EXERCISE DIRECTIONS ->
In the listing below, count the lines containing the string "waveform" and state only the number.

STORED ROWS ->

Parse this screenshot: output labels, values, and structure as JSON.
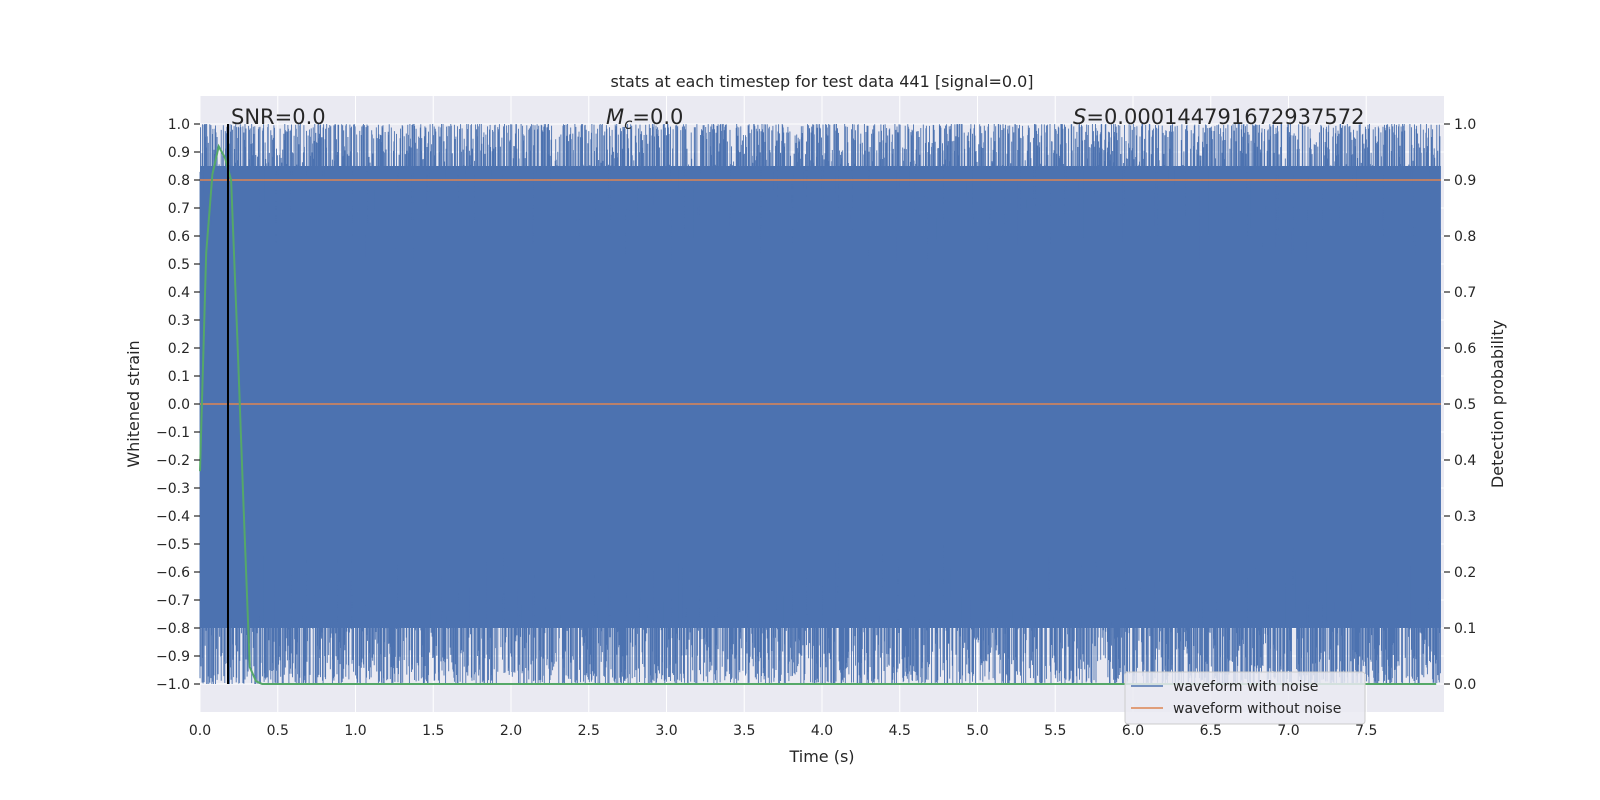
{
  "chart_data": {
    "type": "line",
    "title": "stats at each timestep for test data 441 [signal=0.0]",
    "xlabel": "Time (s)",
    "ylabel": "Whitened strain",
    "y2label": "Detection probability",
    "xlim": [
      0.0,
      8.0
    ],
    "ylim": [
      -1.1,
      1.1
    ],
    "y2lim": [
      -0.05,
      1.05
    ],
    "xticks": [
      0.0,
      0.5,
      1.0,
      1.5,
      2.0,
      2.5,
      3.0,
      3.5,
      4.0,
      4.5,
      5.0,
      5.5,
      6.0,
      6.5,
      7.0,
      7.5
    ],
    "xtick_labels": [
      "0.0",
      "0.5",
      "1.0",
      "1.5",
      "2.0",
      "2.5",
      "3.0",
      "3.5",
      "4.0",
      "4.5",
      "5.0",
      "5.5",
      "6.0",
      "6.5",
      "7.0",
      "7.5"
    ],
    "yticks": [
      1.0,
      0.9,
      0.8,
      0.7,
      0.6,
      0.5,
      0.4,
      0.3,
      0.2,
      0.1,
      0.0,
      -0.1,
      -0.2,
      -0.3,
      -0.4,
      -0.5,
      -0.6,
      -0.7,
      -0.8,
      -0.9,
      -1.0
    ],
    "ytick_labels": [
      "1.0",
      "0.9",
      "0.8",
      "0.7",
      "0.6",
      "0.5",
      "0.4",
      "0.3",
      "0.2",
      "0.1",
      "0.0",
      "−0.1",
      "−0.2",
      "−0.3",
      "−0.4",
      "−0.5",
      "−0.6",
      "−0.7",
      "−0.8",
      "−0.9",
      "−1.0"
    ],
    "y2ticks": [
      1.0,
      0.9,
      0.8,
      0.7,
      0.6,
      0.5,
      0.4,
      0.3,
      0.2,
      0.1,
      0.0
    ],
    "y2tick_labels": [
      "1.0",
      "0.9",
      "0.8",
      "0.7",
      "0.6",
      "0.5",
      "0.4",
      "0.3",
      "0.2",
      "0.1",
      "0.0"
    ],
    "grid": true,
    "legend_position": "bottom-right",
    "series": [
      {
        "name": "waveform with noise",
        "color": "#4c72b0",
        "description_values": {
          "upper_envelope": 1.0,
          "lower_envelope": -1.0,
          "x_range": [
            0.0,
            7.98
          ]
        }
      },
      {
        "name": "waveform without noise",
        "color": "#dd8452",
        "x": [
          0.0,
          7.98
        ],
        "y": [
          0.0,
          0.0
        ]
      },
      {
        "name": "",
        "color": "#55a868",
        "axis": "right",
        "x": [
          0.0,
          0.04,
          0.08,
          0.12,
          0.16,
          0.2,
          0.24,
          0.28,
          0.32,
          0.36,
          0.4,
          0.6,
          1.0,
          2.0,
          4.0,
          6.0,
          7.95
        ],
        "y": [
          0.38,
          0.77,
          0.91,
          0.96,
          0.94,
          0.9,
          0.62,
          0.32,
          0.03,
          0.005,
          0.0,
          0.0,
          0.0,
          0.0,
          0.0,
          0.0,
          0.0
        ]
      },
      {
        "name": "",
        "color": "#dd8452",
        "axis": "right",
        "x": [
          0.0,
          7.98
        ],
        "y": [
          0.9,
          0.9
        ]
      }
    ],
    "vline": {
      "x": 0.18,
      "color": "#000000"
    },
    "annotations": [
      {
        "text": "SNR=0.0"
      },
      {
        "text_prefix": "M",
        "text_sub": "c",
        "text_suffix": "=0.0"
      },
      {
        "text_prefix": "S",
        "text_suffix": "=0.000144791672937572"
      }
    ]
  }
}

RESULT FOR THIS EXERCISE ->
2